Write out word for word the stretch of rows from the first one through the line that contains "The second control panel 32 is at (426, 310).".

• MATERIAL
[start]

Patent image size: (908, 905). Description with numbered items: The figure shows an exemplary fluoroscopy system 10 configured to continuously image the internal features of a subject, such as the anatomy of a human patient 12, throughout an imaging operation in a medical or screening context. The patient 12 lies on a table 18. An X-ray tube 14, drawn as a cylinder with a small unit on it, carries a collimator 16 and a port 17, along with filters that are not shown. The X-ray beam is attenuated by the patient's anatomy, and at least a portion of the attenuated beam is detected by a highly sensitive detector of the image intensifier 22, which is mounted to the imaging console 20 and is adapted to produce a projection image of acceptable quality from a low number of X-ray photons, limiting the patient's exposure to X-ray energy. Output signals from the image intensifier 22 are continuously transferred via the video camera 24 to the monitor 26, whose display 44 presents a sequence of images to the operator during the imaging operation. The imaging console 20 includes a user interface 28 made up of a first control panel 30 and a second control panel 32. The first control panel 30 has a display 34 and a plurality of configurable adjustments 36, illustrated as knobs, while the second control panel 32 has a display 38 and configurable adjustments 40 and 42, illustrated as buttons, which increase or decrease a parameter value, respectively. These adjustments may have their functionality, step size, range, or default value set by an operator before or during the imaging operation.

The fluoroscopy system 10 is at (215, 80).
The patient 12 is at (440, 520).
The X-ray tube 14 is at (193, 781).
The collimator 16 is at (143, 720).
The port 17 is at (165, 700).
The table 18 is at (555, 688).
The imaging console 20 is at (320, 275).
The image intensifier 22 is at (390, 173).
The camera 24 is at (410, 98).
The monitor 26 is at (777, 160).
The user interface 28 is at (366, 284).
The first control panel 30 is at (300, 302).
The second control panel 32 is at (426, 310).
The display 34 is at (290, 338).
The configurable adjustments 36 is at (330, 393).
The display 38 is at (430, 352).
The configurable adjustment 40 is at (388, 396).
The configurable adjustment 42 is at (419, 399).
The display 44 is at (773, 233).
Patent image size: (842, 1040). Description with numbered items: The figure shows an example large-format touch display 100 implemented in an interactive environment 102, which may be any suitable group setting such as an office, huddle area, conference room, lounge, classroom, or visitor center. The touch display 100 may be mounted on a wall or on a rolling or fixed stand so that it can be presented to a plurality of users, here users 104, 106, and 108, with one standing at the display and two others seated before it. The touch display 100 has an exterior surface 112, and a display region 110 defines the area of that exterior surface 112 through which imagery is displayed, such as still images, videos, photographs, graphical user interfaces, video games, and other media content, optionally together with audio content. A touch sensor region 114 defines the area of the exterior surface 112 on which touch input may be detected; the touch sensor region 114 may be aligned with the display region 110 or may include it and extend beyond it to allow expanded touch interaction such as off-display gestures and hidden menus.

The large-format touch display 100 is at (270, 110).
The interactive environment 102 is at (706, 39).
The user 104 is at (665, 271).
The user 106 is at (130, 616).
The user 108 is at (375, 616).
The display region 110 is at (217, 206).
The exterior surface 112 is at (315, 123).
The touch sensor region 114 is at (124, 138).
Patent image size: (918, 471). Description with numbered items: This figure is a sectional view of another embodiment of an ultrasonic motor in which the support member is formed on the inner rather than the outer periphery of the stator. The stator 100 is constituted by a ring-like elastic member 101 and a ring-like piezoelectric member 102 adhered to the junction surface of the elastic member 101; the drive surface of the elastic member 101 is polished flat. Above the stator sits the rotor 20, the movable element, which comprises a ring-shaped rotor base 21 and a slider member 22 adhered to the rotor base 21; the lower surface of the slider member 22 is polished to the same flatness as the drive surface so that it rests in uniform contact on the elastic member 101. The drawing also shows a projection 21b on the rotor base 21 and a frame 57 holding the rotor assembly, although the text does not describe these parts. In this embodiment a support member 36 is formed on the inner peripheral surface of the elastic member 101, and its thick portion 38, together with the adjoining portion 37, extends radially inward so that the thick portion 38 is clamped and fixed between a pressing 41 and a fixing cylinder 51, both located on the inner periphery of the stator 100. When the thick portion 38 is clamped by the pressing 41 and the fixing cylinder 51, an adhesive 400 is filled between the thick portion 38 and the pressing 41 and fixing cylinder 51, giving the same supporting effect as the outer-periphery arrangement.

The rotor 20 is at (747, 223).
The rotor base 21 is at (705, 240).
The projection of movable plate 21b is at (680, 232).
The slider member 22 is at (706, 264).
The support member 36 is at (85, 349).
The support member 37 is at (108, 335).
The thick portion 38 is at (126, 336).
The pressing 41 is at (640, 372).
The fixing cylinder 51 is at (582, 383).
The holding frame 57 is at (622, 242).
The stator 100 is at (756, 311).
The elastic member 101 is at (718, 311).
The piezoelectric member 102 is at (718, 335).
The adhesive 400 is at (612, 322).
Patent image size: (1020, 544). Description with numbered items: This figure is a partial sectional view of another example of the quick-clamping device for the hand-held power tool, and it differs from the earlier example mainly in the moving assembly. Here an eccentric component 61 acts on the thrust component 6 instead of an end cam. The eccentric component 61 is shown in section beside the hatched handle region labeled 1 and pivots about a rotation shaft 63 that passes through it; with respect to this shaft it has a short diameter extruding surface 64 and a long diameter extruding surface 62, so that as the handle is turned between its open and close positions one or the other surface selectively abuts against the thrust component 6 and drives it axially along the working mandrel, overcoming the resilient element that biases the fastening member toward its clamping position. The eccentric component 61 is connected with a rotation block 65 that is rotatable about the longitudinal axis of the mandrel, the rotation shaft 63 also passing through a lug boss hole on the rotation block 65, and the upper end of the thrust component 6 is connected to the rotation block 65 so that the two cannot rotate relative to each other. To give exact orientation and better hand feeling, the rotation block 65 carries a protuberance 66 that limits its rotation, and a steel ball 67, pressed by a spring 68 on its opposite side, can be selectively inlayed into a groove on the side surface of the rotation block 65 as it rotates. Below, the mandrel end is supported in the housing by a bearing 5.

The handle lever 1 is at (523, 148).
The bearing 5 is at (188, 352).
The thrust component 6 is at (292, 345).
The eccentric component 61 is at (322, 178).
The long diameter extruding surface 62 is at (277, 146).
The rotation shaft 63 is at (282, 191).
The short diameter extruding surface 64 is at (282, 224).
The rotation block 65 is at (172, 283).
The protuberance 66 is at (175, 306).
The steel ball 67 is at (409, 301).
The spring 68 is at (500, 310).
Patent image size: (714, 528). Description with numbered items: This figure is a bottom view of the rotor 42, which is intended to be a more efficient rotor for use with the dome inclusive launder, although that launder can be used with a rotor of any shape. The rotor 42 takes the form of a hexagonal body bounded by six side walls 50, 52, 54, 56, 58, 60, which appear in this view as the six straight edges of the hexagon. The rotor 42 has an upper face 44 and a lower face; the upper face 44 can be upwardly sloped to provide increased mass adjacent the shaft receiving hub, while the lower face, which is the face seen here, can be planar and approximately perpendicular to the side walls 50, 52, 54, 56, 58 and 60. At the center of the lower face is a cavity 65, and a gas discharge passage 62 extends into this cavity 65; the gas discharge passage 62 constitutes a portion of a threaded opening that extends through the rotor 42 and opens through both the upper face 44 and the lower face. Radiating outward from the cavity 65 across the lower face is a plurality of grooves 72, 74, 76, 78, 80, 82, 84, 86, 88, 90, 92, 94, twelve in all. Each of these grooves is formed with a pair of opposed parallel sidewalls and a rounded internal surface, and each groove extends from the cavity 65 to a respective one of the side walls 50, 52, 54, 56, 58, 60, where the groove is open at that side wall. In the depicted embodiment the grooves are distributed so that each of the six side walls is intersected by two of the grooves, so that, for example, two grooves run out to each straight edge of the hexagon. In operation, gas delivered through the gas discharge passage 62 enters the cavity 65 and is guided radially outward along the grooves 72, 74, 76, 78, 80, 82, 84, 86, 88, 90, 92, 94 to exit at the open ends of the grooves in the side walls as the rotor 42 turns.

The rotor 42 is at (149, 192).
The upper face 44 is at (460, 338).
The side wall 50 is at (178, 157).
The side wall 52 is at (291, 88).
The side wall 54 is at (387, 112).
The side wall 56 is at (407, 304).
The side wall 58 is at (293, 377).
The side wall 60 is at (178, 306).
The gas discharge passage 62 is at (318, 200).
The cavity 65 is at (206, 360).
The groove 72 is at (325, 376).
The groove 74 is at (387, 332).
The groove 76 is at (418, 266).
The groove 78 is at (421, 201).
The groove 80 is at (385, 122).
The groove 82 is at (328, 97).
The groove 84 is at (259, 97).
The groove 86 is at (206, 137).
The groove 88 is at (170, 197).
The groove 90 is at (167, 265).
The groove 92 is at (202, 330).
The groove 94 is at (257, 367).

[end]

• ANSWER TO THE TASK
Patent image size: (908, 905). Description with numbered items: The figure shows an exemplary fluoroscopy system 10 configured to continuously image the internal features of a subject, such as the anatomy of a human patient 12, throughout an imaging operation in a medical or screening context. The patient 12 lies on a table 18. An X-ray tube 14, drawn as a cylinder with a small unit on it, carries a collimator 16 and a port 17, along with filters that are not shown. The X-ray beam is attenuated by the patient's anatomy, and at least a portion of the attenuated beam is detected by a highly sensitive detector of the image intensifier 22, which is mounted to the imaging console 20 and is adapted to produce a projection image of acceptable quality from a low number of X-ray photons, limiting the patient's exposure to X-ray energy. Output signals from the image intensifier 22 are continuously transferred via the video camera 24 to the monitor 26, whose display 44 presents a sequence of images to the operator during the imaging operation. The imaging console 20 includes a user interface 28 made up of a first control panel 30 and a second control panel 32. The first control panel 30 has a display 34 and a plurality of configurable adjustments 36, illustrated as knobs, while the second control panel 32 has a display 38 and configurable adjustments 40 and 42, illustrated as buttons, which increase or decrease a parameter value, respectively. These adjustments may have their functionality, step size, range, or default value set by an operator before or during the imaging operation.

The fluoroscopy system 10 is at (215, 80).
The patient 12 is at (440, 520).
The X-ray tube 14 is at (193, 781).
The collimator 16 is at (143, 720).
The port 17 is at (165, 700).
The table 18 is at (555, 688).
The imaging console 20 is at (320, 275).
The image intensifier 22 is at (390, 173).
The camera 24 is at (410, 98).
The monitor 26 is at (777, 160).
The user interface 28 is at (366, 284).
The first control panel 30 is at (300, 302).
The second control panel 32 is at (426, 310).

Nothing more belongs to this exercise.